## DATA FOR THIS TASK:
-*-*-
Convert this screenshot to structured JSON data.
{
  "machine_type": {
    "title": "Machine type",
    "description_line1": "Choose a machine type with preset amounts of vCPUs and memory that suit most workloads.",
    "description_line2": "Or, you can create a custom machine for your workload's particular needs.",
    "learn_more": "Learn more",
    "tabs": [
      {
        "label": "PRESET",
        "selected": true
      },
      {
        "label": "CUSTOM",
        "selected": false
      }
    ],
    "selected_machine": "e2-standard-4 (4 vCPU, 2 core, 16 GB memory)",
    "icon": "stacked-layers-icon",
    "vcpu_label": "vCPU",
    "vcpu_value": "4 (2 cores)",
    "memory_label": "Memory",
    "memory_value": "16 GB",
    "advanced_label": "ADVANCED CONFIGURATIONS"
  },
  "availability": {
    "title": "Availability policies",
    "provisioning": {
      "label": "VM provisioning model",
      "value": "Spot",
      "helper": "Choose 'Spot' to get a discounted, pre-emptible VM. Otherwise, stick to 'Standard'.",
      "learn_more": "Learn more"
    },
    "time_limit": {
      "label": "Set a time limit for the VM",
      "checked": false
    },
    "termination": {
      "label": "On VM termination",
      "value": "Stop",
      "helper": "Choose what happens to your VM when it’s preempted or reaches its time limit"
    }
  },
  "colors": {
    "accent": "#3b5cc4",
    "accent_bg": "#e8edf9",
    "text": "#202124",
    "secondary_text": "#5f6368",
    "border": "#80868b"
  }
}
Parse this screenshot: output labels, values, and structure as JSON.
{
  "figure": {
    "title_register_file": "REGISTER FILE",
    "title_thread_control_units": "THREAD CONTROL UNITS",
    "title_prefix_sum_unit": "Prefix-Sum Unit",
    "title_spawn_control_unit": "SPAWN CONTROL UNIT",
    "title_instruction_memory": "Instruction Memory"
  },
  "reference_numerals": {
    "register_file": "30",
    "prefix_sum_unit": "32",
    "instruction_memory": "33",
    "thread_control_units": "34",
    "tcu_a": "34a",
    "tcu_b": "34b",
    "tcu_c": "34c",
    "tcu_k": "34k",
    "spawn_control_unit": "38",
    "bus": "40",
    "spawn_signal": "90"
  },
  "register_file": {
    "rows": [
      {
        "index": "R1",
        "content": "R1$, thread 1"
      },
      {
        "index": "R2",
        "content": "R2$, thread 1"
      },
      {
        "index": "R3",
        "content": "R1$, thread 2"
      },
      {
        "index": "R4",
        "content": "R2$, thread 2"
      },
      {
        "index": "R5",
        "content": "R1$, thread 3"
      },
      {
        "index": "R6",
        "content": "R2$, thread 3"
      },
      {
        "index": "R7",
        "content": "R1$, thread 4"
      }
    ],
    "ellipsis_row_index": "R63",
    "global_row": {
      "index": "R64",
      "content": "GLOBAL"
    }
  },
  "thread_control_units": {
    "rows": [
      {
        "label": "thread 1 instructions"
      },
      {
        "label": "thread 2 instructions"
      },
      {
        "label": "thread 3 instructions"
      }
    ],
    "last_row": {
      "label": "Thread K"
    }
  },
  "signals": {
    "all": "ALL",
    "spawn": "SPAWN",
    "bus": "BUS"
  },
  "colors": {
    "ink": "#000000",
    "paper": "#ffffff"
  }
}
-*-*-
Each line holding "provisioning" must be found and copied.

    "provisioning": {
      "label": "VM provisioning model",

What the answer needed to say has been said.